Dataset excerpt
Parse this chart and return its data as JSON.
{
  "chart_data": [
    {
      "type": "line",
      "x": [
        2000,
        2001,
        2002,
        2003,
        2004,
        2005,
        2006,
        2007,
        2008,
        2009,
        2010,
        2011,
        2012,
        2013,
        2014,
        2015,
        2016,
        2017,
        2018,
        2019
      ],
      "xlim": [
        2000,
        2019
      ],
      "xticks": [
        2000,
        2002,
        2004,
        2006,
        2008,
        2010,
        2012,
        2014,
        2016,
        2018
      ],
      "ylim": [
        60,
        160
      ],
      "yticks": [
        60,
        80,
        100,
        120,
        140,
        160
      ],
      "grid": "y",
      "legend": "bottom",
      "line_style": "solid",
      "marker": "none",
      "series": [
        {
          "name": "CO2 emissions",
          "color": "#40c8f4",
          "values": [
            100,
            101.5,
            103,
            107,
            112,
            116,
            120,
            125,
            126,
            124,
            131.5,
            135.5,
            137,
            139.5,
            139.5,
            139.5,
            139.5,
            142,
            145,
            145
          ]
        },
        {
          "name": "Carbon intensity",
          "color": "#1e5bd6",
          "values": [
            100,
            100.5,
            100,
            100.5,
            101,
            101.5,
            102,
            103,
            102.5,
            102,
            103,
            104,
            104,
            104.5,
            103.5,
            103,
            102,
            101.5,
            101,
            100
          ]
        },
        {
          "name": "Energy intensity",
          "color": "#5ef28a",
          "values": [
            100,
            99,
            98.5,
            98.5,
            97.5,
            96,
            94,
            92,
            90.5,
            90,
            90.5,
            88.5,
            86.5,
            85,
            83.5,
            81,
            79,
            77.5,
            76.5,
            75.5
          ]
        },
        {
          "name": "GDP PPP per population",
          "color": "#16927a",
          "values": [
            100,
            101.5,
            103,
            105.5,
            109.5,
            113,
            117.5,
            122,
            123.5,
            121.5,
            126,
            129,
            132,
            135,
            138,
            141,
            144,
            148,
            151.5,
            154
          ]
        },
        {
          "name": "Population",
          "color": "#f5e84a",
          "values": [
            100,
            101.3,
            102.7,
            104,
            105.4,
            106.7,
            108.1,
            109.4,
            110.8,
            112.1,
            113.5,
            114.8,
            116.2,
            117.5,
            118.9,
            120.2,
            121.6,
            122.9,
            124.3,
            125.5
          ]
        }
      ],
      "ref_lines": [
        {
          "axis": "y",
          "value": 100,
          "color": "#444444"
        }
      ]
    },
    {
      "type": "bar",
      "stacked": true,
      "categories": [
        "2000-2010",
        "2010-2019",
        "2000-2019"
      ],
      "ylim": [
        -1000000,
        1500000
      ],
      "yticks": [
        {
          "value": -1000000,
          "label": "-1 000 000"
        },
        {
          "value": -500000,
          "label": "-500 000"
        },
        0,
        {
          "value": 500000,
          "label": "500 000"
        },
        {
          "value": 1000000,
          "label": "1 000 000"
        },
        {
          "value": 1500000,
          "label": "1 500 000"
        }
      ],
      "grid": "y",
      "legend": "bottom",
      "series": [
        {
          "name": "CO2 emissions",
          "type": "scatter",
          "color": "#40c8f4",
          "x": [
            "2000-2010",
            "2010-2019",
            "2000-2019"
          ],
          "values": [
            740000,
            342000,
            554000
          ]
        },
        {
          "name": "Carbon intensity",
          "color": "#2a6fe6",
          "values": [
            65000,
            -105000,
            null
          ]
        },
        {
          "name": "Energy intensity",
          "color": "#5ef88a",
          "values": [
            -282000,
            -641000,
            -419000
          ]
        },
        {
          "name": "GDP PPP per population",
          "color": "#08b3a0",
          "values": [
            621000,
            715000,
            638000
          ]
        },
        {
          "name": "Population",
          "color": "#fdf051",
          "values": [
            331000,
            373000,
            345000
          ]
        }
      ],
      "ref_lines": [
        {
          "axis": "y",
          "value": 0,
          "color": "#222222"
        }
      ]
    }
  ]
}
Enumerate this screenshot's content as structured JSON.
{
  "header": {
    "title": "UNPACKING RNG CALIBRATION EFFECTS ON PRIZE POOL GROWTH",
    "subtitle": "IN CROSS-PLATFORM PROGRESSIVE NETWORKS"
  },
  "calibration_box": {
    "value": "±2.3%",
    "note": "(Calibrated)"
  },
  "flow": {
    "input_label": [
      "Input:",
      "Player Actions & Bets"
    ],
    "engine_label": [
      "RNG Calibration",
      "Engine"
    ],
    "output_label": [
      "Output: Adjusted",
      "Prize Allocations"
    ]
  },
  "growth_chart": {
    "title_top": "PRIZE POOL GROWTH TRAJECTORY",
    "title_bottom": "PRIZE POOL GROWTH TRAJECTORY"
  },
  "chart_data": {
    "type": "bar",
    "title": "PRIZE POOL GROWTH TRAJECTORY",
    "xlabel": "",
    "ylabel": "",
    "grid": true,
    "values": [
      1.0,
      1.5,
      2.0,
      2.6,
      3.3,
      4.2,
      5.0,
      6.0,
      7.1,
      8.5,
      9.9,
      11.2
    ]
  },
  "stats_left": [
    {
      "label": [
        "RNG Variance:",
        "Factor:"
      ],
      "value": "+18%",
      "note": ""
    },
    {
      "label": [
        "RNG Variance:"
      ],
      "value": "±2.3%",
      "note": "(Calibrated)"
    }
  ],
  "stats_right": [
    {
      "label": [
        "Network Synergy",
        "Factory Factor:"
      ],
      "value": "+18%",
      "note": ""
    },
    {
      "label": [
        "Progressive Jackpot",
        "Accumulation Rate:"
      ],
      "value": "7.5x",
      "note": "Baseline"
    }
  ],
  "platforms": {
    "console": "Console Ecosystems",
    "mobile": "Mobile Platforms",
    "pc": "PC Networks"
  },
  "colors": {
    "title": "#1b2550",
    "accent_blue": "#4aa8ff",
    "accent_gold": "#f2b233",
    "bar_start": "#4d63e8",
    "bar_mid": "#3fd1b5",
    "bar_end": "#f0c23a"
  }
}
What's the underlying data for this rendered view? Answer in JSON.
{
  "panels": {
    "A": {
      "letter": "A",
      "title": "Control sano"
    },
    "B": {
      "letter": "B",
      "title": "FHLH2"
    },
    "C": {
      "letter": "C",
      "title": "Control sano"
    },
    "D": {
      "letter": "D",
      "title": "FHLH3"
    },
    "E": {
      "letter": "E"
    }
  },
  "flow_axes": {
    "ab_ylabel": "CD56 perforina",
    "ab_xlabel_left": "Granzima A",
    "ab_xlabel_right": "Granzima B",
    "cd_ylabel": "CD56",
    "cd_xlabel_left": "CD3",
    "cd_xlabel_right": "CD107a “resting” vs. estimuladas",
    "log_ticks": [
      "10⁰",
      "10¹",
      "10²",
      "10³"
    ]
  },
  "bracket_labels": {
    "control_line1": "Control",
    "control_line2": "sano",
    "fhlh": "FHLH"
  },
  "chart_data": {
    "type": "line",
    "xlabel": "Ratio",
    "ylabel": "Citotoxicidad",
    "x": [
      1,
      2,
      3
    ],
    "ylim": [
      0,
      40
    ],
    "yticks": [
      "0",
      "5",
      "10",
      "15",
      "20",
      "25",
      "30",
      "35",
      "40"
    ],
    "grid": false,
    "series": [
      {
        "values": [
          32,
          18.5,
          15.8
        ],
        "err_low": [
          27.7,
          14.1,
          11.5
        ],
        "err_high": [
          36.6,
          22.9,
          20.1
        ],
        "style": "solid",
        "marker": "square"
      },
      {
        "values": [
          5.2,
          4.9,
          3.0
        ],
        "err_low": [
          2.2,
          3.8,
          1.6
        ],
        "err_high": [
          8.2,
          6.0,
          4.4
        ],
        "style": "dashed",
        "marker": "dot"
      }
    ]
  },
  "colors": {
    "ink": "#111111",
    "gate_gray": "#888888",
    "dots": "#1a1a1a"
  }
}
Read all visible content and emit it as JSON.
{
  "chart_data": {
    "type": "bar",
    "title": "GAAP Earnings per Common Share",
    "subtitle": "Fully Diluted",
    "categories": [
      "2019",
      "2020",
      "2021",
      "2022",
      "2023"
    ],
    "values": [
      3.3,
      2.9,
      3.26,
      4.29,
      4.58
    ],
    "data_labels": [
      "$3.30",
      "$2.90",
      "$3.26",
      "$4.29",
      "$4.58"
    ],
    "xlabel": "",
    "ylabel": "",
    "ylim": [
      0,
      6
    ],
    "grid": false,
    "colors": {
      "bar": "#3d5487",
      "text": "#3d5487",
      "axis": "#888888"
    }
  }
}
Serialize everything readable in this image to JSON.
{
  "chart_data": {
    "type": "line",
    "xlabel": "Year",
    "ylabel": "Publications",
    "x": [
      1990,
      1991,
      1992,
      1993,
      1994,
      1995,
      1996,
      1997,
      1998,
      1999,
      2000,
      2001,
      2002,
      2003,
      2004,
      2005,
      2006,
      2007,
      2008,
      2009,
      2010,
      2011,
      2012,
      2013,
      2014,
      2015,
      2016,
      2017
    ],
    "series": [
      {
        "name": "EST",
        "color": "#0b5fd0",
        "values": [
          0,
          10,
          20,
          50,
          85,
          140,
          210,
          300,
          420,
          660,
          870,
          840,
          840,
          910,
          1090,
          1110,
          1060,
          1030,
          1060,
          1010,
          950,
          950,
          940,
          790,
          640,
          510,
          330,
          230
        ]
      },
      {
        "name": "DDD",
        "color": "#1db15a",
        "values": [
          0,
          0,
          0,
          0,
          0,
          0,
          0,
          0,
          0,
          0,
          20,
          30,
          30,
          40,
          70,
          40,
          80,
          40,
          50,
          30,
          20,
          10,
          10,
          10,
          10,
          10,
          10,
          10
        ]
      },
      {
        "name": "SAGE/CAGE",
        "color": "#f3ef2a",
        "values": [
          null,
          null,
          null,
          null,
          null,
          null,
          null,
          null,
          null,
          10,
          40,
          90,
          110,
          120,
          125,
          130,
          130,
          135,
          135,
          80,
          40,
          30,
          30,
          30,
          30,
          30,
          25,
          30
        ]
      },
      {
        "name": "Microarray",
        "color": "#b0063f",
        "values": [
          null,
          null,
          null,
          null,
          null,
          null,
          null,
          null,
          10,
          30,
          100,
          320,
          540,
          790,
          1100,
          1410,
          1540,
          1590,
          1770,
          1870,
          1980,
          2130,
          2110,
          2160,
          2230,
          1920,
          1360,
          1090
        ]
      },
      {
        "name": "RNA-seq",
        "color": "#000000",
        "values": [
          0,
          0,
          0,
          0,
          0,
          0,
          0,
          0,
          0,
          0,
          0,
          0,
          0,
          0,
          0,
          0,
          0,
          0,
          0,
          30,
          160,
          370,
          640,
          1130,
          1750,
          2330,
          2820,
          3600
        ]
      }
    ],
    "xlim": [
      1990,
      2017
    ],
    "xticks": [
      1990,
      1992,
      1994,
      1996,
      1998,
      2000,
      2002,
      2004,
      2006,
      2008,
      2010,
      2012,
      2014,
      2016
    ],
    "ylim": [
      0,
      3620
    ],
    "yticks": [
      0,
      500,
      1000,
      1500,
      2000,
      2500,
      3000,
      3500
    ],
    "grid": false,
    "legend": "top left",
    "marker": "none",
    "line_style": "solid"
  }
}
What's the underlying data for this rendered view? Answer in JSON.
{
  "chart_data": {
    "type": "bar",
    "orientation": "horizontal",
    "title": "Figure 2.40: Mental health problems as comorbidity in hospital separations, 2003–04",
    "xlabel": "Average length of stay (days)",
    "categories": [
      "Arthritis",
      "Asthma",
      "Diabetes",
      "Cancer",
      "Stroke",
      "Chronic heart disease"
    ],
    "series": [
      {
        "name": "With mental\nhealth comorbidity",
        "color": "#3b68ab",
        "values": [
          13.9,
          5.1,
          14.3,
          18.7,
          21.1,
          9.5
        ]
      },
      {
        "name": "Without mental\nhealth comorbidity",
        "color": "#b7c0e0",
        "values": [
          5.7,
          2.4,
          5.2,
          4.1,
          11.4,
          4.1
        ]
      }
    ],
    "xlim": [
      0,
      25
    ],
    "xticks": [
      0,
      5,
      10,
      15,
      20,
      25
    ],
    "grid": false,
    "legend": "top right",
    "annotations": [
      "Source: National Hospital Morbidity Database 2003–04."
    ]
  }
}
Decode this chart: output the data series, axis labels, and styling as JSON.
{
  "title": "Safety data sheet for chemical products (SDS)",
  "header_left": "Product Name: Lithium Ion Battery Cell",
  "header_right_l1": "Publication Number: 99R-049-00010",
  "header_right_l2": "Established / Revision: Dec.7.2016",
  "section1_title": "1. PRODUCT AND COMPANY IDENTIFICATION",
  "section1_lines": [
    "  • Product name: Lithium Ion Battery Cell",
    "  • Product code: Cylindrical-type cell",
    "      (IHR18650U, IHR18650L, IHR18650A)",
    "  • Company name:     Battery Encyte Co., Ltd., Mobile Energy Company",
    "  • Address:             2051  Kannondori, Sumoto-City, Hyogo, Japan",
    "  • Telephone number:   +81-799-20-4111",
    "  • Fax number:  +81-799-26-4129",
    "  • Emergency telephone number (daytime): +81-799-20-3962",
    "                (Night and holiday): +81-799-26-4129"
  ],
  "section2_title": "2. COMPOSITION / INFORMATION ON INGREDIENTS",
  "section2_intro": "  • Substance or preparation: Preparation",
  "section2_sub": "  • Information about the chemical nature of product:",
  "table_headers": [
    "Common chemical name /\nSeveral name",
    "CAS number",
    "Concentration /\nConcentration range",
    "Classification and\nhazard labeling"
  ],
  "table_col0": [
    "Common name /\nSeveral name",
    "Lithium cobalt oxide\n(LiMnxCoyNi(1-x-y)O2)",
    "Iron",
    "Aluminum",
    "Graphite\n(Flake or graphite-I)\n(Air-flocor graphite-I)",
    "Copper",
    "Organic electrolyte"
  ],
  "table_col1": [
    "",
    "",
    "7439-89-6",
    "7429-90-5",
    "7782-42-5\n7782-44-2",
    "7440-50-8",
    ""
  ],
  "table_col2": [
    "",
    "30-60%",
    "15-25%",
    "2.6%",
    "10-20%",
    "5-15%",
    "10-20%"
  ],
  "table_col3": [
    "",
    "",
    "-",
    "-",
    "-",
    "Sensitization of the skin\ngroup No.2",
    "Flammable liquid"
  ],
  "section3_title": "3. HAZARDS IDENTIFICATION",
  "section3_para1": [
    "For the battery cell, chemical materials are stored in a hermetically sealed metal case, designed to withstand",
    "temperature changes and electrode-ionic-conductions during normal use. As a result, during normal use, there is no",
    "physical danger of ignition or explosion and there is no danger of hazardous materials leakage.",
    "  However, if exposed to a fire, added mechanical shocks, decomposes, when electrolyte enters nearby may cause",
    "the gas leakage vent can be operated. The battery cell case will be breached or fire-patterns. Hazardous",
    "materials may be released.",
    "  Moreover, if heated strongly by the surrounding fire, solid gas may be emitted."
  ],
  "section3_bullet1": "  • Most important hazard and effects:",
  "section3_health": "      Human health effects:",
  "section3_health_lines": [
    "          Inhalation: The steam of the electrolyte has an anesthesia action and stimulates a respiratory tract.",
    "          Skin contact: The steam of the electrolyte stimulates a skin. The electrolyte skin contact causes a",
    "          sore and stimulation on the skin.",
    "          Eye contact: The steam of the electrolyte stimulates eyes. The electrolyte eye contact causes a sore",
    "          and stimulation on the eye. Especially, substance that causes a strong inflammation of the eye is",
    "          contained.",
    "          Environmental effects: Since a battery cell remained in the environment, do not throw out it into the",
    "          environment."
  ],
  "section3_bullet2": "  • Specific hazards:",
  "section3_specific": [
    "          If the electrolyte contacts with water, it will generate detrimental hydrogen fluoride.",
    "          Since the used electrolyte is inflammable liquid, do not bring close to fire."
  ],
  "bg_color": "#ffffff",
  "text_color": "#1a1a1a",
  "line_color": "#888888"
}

**DIRECTIVE**. Reply with nothing but a number: how many lines of the entries above contain the string "POOL"?

**WRITTEN ANSWER**. 4